Repeat every entry word for word, but leave the images out of your copy.

>> BEGIN SOURCE DATA

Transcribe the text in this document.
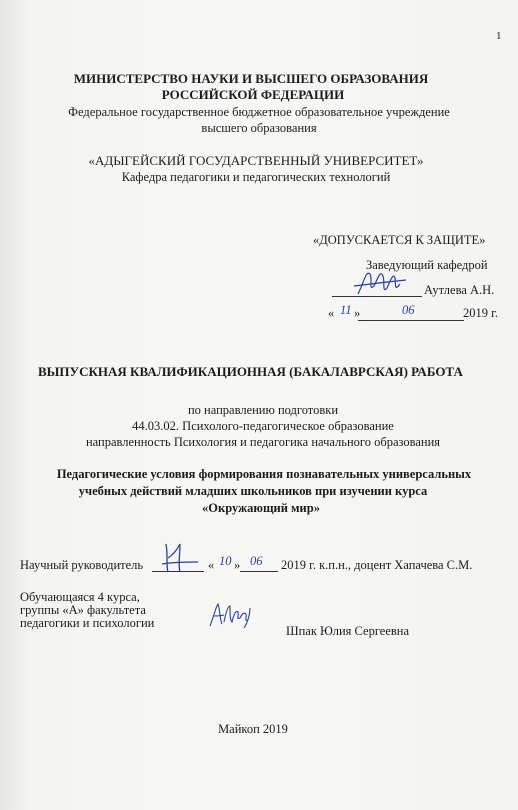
1
МИНИСТЕРСТВО НАУКИ И ВЫСШЕГО ОБРАЗОВАНИЯ
РОССИЙСКОЙ ФЕДЕРАЦИИ
Федеральное государственное бюджетное образовательное учреждение
высшего образования
«АДЫГЕЙСКИЙ ГОСУДАРСТВЕННЫЙ УНИВЕРСИТЕТ»
Кафедра педагогики и педагогических технологий
«ДОПУСКАЕТСЯ К ЗАЩИТЕ»
Заведующий кафедрой
Аутлева А.Н.
« 11 »	06	2019 г.
ВЫПУСКНАЯ КВАЛИФИКАЦИОННАЯ (БАКАЛАВРСКАЯ) РАБОТА
по направлению подготовки
44.03.02. Психолого-педагогическое образование
направленность Психология и педагогика начального образования
Педагогические условия формирования познавательных универсальных
учебных действий младших школьников при изучении курса
«Окружающий мир»
Научный руководитель	« 10 » 06 2019 г. к.п.н., доцент Хапачева С.М.
Обучающаяся 4 курса,
группы «А» факультета
педагогики и психологии
Шпак Юлия Сергеевна
Майкоп 2019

>> END SOURCE DATA

- **RESPONSE FOR THIS EXERCISE**
Transcribe the text in this document.
1
МИНИСТЕРСТВО НАУКИ И ВЫСШЕГО ОБРАЗОВАНИЯ
РОССИЙСКОЙ ФЕДЕРАЦИИ
Федеральное государственное бюджетное образовательное учреждение
высшего образования
«АДЫГЕЙСКИЙ ГОСУДАРСТВЕННЫЙ УНИВЕРСИТЕТ»
Кафедра педагогики и педагогических технологий
«ДОПУСКАЕТСЯ К ЗАЩИТЕ»
Заведующий кафедрой
Аутлева А.Н.
« 11 »	06	2019 г.
ВЫПУСКНАЯ КВАЛИФИКАЦИОННАЯ (БАКАЛАВРСКАЯ) РАБОТА
по направлению подготовки
44.03.02. Психолого-педагогическое образование
направленность Психология и педагогика начального образования
Педагогические условия формирования познавательных универсальных
учебных действий младших школьников при изучении курса
«Окружающий мир»
Научный руководитель	« 10 » 06 2019 г. к.п.н., доцент Хапачева С.М.
Обучающаяся 4 курса,
группы «А» факультета
педагогики и психологии
Шпак Юлия Сергеевна
Майкоп 2019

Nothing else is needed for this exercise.